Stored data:
⟨
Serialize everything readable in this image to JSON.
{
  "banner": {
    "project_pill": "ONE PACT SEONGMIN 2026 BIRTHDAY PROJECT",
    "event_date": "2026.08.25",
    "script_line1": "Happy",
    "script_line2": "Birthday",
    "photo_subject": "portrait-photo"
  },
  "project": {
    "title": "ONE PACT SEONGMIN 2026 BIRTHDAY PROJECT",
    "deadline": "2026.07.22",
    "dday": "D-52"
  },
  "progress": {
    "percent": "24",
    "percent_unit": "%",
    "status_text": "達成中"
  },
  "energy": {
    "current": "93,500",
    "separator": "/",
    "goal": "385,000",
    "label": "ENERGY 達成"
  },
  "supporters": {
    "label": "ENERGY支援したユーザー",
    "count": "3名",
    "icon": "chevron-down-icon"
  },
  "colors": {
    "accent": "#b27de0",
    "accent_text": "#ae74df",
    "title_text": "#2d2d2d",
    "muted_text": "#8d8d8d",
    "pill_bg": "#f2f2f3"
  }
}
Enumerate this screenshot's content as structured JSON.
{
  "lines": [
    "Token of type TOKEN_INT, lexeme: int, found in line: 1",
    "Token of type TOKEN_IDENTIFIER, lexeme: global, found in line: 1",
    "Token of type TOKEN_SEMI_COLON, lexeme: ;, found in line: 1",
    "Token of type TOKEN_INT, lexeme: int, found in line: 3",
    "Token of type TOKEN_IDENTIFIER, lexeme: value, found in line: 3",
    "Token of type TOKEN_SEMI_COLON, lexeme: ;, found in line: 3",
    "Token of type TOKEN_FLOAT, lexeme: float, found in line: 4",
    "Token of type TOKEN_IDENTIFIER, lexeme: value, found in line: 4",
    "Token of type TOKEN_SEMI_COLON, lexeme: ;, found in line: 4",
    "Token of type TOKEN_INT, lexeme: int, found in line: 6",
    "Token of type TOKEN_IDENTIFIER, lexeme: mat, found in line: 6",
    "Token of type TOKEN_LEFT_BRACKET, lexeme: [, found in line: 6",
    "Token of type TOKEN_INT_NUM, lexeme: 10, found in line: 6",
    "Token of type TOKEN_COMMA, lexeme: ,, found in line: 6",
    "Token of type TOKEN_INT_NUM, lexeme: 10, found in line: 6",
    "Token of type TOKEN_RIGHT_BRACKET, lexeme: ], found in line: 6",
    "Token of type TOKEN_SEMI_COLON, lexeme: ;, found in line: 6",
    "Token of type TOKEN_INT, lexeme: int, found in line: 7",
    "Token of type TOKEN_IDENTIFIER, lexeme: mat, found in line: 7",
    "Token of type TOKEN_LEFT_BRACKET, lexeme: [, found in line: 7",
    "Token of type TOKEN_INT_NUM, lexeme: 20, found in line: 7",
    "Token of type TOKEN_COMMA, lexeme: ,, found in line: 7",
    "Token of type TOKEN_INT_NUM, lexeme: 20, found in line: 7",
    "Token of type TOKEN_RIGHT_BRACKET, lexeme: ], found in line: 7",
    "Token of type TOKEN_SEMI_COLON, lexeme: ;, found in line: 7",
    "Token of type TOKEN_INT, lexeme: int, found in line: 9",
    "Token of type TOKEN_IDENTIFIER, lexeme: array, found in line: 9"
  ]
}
⟩
**Directions for this task**
Transcribe the material exactly as it reads.

**Written answer**
Serialize everything readable in this image to JSON.
{
  "banner": {
    "project_pill": "ONE PACT SEONGMIN 2026 BIRTHDAY PROJECT",
    "event_date": "2026.08.25",
    "script_line1": "Happy",
    "script_line2": "Birthday",
    "photo_subject": "portrait-photo"
  },
  "project": {
    "title": "ONE PACT SEONGMIN 2026 BIRTHDAY PROJECT",
    "deadline": "2026.07.22",
    "dday": "D-52"
  },
  "progress": {
    "percent": "24",
    "percent_unit": "%",
    "status_text": "達成中"
  },
  "energy": {
    "current": "93,500",
    "separator": "/",
    "goal": "385,000",
    "label": "ENERGY 達成"
  },
  "supporters": {
    "label": "ENERGY支援したユーザー",
    "count": "3名",
    "icon": "chevron-down-icon"
  },
  "colors": {
    "accent": "#b27de0",
    "accent_text": "#ae74df",
    "title_text": "#2d2d2d",
    "muted_text": "#8d8d8d",
    "pill_bg": "#f2f2f3"
  }
}
Enumerate this screenshot's content as structured JSON.
{
  "lines": [
    "Token of type TOKEN_INT, lexeme: int, found in line: 1",
    "Token of type TOKEN_IDENTIFIER, lexeme: global, found in line: 1",
    "Token of type TOKEN_SEMI_COLON, lexeme: ;, found in line: 1",
    "Token of type TOKEN_INT, lexeme: int, found in line: 3",
    "Token of type TOKEN_IDENTIFIER, lexeme: value, found in line: 3",
    "Token of type TOKEN_SEMI_COLON, lexeme: ;, found in line: 3",
    "Token of type TOKEN_FLOAT, lexeme: float, found in line: 4",
    "Token of type TOKEN_IDENTIFIER, lexeme: value, found in line: 4",
    "Token of type TOKEN_SEMI_COLON, lexeme: ;, found in line: 4",
    "Token of type TOKEN_INT, lexeme: int, found in line: 6",
    "Token of type TOKEN_IDENTIFIER, lexeme: mat, found in line: 6",
    "Token of type TOKEN_LEFT_BRACKET, lexeme: [, found in line: 6",
    "Token of type TOKEN_INT_NUM, lexeme: 10, found in line: 6",
    "Token of type TOKEN_COMMA, lexeme: ,, found in line: 6",
    "Token of type TOKEN_INT_NUM, lexeme: 10, found in line: 6",
    "Token of type TOKEN_RIGHT_BRACKET, lexeme: ], found in line: 6",
    "Token of type TOKEN_SEMI_COLON, lexeme: ;, found in line: 6",
    "Token of type TOKEN_INT, lexeme: int, found in line: 7",
    "Token of type TOKEN_IDENTIFIER, lexeme: mat, found in line: 7",
    "Token of type TOKEN_LEFT_BRACKET, lexeme: [, found in line: 7",
    "Token of type TOKEN_INT_NUM, lexeme: 20, found in line: 7",
    "Token of type TOKEN_COMMA, lexeme: ,, found in line: 7",
    "Token of type TOKEN_INT_NUM, lexeme: 20, found in line: 7",
    "Token of type TOKEN_RIGHT_BRACKET, lexeme: ], found in line: 7",
    "Token of type TOKEN_SEMI_COLON, lexeme: ;, found in line: 7",
    "Token of type TOKEN_INT, lexeme: int, found in line: 9",
    "Token of type TOKEN_IDENTIFIER, lexeme: array, found in line: 9"
  ]
}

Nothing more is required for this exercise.